Records from a data collection:
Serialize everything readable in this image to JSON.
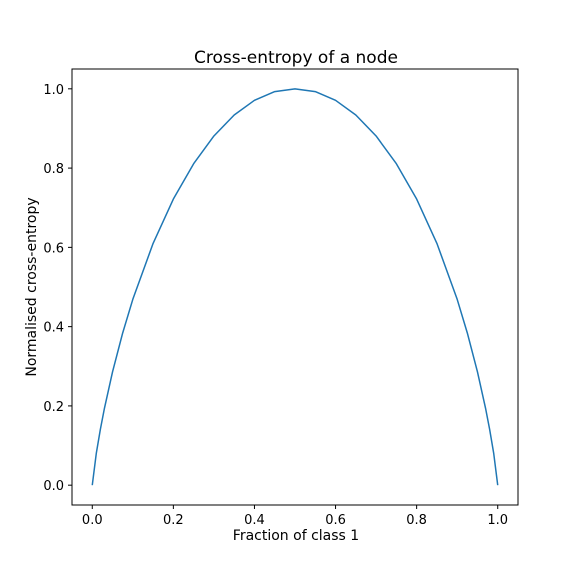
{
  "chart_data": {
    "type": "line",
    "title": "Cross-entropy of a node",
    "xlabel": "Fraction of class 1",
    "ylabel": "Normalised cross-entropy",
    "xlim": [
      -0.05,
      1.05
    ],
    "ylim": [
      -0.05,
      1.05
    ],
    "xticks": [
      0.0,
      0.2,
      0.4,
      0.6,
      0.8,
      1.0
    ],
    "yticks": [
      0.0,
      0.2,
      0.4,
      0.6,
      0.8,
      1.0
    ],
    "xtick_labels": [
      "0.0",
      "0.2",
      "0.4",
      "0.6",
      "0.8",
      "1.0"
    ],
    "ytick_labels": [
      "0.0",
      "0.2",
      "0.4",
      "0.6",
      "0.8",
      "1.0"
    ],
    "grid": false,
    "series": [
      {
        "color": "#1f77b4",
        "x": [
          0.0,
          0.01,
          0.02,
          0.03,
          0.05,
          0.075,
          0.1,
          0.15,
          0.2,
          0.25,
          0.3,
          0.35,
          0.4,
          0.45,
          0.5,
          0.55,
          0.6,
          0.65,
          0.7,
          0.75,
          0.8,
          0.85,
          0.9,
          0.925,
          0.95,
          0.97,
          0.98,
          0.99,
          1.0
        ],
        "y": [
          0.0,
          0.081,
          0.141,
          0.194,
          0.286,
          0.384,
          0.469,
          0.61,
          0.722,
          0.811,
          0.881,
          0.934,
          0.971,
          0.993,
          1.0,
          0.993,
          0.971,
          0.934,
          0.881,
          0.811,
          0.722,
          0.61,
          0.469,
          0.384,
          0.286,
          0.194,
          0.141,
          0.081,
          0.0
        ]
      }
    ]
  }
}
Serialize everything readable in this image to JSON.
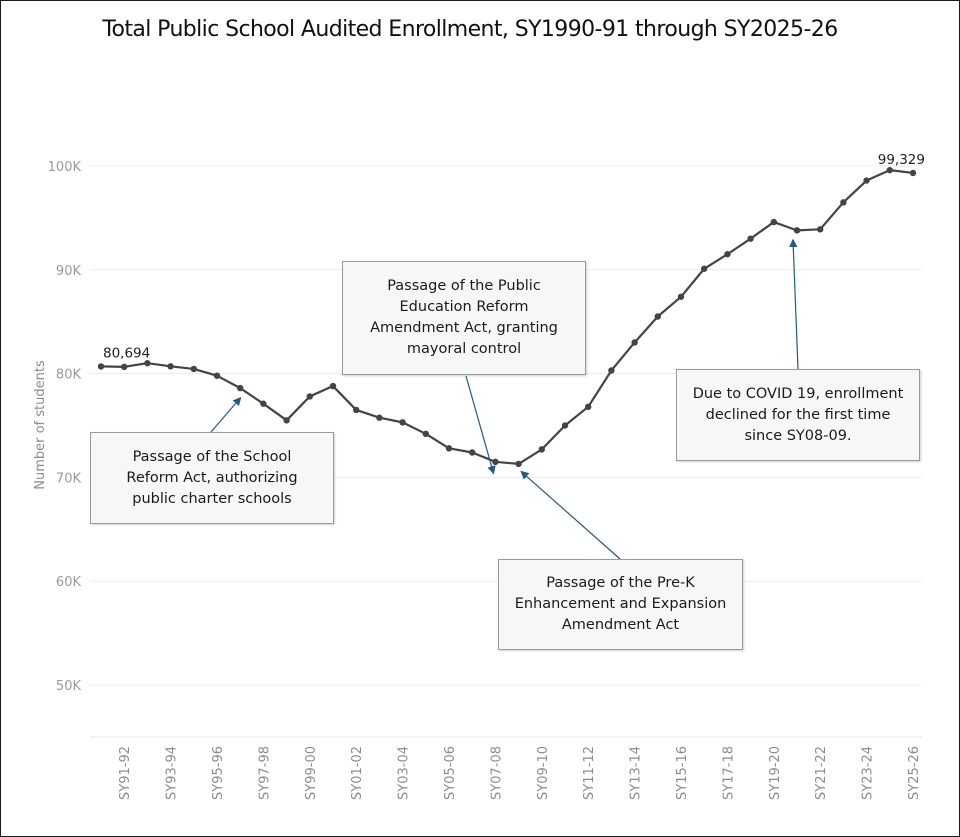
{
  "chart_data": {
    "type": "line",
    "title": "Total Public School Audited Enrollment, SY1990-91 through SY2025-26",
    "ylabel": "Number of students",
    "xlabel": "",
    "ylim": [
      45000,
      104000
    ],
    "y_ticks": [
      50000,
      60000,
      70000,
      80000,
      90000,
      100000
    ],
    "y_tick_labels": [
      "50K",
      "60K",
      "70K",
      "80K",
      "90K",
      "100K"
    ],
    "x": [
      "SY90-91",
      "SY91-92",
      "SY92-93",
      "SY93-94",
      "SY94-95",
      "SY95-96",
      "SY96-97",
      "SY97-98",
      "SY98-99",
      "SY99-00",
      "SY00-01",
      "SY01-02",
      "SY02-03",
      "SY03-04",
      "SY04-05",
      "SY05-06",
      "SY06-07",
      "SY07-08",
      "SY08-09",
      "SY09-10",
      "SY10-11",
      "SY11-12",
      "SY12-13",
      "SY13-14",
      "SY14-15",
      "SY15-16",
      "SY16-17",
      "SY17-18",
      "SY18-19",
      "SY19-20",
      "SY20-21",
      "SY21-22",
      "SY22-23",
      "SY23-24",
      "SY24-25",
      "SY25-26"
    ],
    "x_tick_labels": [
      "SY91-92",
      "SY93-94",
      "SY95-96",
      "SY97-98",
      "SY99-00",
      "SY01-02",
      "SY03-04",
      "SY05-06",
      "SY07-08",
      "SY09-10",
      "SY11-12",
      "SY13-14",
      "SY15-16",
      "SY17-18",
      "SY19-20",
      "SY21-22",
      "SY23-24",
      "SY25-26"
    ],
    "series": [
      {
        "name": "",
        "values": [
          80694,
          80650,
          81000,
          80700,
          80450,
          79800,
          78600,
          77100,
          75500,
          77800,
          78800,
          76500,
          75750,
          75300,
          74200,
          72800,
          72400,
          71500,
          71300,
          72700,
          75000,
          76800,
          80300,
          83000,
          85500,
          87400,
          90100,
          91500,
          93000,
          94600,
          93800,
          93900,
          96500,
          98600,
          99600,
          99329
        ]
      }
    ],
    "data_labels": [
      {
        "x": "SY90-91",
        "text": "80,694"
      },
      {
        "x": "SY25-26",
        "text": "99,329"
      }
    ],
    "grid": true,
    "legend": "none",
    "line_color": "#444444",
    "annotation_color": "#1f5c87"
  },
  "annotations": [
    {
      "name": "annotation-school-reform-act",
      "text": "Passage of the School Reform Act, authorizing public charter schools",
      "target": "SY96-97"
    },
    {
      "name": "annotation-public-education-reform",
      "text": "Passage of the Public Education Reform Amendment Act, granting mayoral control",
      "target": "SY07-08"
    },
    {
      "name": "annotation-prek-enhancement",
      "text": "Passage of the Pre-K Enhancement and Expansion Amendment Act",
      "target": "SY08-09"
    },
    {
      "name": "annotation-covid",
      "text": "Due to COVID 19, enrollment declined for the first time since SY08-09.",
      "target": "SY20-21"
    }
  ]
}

» Instructions to follow: The data above needs to be retyped exactly, with the images left out.

» Written response:
Serialize everything readable in this image to JSON.
{
  "chart_data": {
    "type": "line",
    "title": "Cross-entropy of a node",
    "xlabel": "Fraction of class 1",
    "ylabel": "Normalised cross-entropy",
    "xlim": [
      -0.05,
      1.05
    ],
    "ylim": [
      -0.05,
      1.05
    ],
    "xticks": [
      0.0,
      0.2,
      0.4,
      0.6,
      0.8,
      1.0
    ],
    "yticks": [
      0.0,
      0.2,
      0.4,
      0.6,
      0.8,
      1.0
    ],
    "xtick_labels": [
      "0.0",
      "0.2",
      "0.4",
      "0.6",
      "0.8",
      "1.0"
    ],
    "ytick_labels": [
      "0.0",
      "0.2",
      "0.4",
      "0.6",
      "0.8",
      "1.0"
    ],
    "grid": false,
    "series": [
      {
        "color": "#1f77b4",
        "x": [
          0.0,
          0.01,
          0.02,
          0.03,
          0.05,
          0.075,
          0.1,
          0.15,
          0.2,
          0.25,
          0.3,
          0.35,
          0.4,
          0.45,
          0.5,
          0.55,
          0.6,
          0.65,
          0.7,
          0.75,
          0.8,
          0.85,
          0.9,
          0.925,
          0.95,
          0.97,
          0.98,
          0.99,
          1.0
        ],
        "y": [
          0.0,
          0.081,
          0.141,
          0.194,
          0.286,
          0.384,
          0.469,
          0.61,
          0.722,
          0.811,
          0.881,
          0.934,
          0.971,
          0.993,
          1.0,
          0.993,
          0.971,
          0.934,
          0.881,
          0.811,
          0.722,
          0.61,
          0.469,
          0.384,
          0.286,
          0.194,
          0.141,
          0.081,
          0.0
        ]
      }
    ]
  }
}
Serialize everything readable in this image to JSON.
{
  "chart_data": {
    "type": "line",
    "title": "Total Public School Audited Enrollment, SY1990-91 through SY2025-26",
    "ylabel": "Number of students",
    "xlabel": "",
    "ylim": [
      45000,
      104000
    ],
    "y_ticks": [
      50000,
      60000,
      70000,
      80000,
      90000,
      100000
    ],
    "y_tick_labels": [
      "50K",
      "60K",
      "70K",
      "80K",
      "90K",
      "100K"
    ],
    "x": [
      "SY90-91",
      "SY91-92",
      "SY92-93",
      "SY93-94",
      "SY94-95",
      "SY95-96",
      "SY96-97",
      "SY97-98",
      "SY98-99",
      "SY99-00",
      "SY00-01",
      "SY01-02",
      "SY02-03",
      "SY03-04",
      "SY04-05",
      "SY05-06",
      "SY06-07",
      "SY07-08",
      "SY08-09",
      "SY09-10",
      "SY10-11",
      "SY11-12",
      "SY12-13",
      "SY13-14",
      "SY14-15",
      "SY15-16",
      "SY16-17",
      "SY17-18",
      "SY18-19",
      "SY19-20",
      "SY20-21",
      "SY21-22",
      "SY22-23",
      "SY23-24",
      "SY24-25",
      "SY25-26"
    ],
    "x_tick_labels": [
      "SY91-92",
      "SY93-94",
      "SY95-96",
      "SY97-98",
      "SY99-00",
      "SY01-02",
      "SY03-04",
      "SY05-06",
      "SY07-08",
      "SY09-10",
      "SY11-12",
      "SY13-14",
      "SY15-16",
      "SY17-18",
      "SY19-20",
      "SY21-22",
      "SY23-24",
      "SY25-26"
    ],
    "series": [
      {
        "name": "",
        "values": [
          80694,
          80650,
          81000,
          80700,
          80450,
          79800,
          78600,
          77100,
          75500,
          77800,
          78800,
          76500,
          75750,
          75300,
          74200,
          72800,
          72400,
          71500,
          71300,
          72700,
          75000,
          76800,
          80300,
          83000,
          85500,
          87400,
          90100,
          91500,
          93000,
          94600,
          93800,
          93900,
          96500,
          98600,
          99600,
          99329
        ]
      }
    ],
    "data_labels": [
      {
        "x": "SY90-91",
        "text": "80,694"
      },
      {
        "x": "SY25-26",
        "text": "99,329"
      }
    ],
    "grid": true,
    "legend": "none",
    "line_color": "#444444",
    "annotation_color": "#1f5c87"
  },
  "annotations": [
    {
      "name": "annotation-school-reform-act",
      "text": "Passage of the School Reform Act, authorizing public charter schools",
      "target": "SY96-97"
    },
    {
      "name": "annotation-public-education-reform",
      "text": "Passage of the Public Education Reform Amendment Act, granting mayoral control",
      "target": "SY07-08"
    },
    {
      "name": "annotation-prek-enhancement",
      "text": "Passage of the Pre-K Enhancement and Expansion Amendment Act",
      "target": "SY08-09"
    },
    {
      "name": "annotation-covid",
      "text": "Due to COVID 19, enrollment declined for the first time since SY08-09.",
      "target": "SY20-21"
    }
  ]
}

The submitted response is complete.